EXCERPTED RECORDS>
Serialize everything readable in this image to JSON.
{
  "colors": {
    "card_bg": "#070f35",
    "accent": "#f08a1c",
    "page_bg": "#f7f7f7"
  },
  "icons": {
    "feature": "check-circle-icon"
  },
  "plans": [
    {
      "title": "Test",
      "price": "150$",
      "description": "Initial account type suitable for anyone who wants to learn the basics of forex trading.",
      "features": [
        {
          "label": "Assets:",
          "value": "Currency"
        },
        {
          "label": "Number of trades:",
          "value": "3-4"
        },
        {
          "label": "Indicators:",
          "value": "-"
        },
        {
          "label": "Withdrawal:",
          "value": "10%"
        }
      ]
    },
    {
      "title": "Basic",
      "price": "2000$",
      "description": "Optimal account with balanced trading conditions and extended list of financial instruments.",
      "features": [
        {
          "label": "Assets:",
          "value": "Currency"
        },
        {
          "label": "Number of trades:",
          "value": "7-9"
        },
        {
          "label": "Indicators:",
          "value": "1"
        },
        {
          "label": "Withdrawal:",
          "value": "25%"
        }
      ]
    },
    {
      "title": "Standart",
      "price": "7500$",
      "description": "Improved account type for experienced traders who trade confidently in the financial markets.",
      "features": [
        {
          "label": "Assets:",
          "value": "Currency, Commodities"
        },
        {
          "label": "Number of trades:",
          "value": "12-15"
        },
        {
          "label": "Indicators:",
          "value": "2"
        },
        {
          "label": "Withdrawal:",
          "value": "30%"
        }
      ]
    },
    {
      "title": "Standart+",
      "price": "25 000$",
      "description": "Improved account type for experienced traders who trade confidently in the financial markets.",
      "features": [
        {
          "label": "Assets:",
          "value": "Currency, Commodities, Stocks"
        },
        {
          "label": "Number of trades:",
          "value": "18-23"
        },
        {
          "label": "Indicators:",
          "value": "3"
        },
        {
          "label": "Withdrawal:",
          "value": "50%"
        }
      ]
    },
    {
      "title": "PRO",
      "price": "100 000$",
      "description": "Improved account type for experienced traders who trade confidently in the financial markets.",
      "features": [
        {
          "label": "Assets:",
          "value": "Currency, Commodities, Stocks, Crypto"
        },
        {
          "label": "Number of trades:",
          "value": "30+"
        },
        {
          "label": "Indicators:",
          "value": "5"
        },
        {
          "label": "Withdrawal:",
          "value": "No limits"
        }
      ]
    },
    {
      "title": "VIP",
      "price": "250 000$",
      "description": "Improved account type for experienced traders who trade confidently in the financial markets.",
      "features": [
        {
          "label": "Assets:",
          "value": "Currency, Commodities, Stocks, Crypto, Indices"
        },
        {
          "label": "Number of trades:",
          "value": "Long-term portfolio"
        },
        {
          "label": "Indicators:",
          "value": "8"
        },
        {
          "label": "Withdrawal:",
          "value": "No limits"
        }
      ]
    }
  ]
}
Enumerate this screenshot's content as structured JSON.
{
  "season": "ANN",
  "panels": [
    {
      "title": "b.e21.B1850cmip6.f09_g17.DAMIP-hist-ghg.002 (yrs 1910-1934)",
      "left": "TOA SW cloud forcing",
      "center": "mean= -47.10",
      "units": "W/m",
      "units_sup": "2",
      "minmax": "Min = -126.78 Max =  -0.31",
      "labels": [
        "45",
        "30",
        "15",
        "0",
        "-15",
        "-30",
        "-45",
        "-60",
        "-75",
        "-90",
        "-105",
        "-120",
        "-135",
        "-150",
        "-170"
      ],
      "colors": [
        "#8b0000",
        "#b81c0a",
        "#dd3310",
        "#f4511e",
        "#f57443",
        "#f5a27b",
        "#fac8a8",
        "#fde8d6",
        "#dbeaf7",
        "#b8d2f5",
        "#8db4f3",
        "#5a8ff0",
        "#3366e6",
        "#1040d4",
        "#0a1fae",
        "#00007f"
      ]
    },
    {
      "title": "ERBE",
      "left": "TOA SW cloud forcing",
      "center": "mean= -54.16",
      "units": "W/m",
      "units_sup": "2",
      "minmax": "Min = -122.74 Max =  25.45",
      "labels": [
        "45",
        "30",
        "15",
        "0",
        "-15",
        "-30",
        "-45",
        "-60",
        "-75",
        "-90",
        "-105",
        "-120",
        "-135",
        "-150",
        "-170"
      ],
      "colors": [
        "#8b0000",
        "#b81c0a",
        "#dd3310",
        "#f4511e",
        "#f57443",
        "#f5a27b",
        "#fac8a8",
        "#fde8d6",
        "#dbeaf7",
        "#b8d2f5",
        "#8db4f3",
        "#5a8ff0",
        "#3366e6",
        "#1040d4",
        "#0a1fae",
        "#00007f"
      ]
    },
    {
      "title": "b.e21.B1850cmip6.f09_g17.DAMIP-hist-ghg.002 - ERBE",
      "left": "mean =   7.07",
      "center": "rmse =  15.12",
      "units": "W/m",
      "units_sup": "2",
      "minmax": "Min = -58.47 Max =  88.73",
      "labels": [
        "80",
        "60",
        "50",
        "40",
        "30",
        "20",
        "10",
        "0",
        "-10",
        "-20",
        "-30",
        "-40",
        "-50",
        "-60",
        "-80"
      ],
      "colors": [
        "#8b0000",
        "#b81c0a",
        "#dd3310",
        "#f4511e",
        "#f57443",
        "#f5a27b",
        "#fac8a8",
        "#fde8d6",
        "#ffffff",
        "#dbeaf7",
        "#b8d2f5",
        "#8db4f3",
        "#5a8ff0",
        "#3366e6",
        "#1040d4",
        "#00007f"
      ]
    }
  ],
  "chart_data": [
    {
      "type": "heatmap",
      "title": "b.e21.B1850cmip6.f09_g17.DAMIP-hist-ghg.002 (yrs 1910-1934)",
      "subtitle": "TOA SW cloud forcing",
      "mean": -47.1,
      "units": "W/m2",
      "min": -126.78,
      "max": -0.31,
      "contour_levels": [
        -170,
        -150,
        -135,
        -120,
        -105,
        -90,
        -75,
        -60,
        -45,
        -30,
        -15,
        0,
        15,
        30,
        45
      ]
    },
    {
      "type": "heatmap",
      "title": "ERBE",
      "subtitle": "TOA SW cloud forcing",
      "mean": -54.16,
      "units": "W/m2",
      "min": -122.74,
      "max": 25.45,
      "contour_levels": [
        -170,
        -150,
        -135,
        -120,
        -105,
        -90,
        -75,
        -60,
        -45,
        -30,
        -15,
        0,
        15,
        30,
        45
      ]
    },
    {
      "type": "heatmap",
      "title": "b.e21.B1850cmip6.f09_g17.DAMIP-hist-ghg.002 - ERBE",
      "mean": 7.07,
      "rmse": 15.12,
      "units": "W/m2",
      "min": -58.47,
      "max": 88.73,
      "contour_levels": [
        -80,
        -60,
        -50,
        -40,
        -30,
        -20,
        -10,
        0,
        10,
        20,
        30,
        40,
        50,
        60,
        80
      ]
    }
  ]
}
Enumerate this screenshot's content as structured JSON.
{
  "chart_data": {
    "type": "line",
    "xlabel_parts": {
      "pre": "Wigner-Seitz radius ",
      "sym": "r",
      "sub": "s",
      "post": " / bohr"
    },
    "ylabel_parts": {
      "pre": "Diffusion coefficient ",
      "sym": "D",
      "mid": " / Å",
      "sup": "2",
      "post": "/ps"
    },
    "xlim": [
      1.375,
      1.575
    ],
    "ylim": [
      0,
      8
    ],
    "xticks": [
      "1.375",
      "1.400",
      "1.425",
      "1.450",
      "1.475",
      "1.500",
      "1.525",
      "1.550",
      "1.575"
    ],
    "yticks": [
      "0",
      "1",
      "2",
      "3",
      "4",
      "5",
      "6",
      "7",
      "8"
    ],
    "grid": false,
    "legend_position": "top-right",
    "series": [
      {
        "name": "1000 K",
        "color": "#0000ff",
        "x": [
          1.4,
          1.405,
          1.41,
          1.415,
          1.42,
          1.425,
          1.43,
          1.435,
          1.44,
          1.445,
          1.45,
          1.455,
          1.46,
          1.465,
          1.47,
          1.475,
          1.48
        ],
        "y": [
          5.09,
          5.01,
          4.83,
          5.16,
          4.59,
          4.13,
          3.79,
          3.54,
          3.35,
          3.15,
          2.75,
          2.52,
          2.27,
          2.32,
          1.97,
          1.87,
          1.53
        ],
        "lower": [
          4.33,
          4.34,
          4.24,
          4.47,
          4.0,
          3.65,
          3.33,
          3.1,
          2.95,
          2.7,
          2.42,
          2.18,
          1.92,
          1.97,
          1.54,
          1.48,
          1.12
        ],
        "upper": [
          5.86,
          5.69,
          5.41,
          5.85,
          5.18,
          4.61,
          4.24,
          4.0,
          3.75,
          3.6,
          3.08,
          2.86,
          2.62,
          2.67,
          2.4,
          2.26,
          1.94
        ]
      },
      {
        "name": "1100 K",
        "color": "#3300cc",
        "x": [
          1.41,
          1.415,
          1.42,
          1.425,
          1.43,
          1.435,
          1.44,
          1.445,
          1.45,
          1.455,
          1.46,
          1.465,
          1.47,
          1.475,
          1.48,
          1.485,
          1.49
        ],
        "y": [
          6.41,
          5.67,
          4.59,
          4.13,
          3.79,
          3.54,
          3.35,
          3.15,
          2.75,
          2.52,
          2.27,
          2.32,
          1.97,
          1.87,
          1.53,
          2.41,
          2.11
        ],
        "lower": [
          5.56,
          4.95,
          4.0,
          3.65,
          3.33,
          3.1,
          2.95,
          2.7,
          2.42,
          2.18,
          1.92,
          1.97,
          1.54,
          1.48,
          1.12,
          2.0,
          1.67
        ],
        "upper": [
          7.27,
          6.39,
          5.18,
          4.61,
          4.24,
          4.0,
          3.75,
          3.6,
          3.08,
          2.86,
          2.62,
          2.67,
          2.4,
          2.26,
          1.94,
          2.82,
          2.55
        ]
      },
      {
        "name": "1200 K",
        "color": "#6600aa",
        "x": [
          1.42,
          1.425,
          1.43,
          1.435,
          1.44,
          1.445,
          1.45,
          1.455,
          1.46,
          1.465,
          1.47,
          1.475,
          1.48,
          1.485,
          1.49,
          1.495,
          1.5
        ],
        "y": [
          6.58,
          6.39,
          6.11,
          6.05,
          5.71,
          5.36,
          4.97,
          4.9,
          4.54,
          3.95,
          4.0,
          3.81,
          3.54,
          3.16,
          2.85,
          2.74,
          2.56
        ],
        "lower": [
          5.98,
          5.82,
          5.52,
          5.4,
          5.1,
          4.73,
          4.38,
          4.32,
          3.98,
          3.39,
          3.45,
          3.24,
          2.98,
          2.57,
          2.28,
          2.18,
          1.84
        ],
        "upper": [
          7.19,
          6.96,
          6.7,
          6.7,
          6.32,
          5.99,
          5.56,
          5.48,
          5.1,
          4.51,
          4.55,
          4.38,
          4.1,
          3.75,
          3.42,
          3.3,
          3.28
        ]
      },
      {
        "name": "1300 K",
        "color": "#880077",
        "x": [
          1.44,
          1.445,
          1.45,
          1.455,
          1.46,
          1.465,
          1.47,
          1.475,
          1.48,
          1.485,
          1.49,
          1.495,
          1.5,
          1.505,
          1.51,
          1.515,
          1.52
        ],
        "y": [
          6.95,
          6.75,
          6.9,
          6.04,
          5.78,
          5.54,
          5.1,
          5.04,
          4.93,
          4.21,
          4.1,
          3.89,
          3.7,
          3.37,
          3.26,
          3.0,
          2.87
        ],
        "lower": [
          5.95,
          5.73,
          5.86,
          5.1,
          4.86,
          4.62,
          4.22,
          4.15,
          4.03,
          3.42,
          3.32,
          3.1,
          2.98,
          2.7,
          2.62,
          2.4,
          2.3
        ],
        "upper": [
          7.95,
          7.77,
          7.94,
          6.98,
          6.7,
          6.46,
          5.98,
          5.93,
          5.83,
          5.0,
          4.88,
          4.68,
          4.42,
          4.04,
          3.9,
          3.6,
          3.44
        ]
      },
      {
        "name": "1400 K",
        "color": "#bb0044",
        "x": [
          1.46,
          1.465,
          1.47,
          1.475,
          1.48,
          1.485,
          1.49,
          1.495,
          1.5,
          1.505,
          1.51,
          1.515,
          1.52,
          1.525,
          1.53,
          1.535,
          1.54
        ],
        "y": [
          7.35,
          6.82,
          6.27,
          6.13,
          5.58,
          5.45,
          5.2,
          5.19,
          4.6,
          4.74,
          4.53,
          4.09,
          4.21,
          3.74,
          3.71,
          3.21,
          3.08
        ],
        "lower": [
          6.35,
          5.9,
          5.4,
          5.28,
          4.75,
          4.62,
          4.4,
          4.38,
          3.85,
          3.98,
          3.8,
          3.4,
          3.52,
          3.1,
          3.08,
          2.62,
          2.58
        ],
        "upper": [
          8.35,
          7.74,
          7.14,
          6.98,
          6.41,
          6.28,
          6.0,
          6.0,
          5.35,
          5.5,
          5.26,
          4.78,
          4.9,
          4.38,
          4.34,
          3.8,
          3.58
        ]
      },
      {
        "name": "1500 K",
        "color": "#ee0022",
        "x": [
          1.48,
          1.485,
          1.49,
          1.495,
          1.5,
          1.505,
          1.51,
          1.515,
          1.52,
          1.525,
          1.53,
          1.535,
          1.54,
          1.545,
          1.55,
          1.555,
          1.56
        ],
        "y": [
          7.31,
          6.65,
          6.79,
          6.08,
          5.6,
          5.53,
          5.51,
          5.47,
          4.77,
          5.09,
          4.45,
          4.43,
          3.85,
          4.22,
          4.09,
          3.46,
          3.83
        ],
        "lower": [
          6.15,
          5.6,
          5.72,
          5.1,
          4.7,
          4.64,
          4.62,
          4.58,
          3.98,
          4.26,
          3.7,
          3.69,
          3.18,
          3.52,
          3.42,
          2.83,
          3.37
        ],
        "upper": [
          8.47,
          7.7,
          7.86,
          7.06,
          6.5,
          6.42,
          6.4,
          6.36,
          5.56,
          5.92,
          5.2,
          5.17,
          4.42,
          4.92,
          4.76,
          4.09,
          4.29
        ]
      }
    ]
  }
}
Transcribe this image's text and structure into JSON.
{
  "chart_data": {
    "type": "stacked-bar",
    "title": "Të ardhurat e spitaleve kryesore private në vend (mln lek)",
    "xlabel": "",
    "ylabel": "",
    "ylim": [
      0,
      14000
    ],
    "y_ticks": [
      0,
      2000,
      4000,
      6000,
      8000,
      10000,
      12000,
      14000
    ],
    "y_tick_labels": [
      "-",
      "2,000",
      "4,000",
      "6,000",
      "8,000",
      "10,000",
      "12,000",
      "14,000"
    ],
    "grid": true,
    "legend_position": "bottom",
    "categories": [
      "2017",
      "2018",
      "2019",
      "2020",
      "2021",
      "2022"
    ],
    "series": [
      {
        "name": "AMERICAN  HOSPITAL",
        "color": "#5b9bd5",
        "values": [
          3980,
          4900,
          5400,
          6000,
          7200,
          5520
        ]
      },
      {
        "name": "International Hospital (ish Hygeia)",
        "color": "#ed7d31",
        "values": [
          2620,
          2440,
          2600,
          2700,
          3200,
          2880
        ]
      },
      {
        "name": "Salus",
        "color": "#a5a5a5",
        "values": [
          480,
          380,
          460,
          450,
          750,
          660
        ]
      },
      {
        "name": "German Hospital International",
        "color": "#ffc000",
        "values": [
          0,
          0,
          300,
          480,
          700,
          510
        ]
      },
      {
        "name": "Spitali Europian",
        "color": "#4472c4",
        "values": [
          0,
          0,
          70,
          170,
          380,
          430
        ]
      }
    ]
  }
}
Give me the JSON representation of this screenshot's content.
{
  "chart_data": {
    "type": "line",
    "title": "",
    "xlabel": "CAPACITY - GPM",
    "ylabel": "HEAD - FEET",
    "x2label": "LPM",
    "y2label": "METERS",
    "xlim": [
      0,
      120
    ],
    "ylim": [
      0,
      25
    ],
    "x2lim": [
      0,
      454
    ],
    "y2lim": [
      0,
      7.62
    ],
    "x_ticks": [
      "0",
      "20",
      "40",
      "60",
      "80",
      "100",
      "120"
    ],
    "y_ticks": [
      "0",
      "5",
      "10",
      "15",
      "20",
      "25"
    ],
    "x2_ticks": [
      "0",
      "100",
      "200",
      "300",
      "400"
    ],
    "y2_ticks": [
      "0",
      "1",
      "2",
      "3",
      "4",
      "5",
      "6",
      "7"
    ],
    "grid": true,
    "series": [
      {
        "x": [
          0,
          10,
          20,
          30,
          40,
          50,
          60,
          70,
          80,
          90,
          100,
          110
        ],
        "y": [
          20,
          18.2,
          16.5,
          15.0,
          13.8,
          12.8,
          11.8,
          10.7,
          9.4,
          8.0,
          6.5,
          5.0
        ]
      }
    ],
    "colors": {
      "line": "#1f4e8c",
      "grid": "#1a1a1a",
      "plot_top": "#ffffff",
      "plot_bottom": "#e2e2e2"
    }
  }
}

WHAT THE EXERCISE ASKS> How many of the listing's lines contain "image"? Respond with a single number and nothing else.

WRITTEN SOLUTION> 2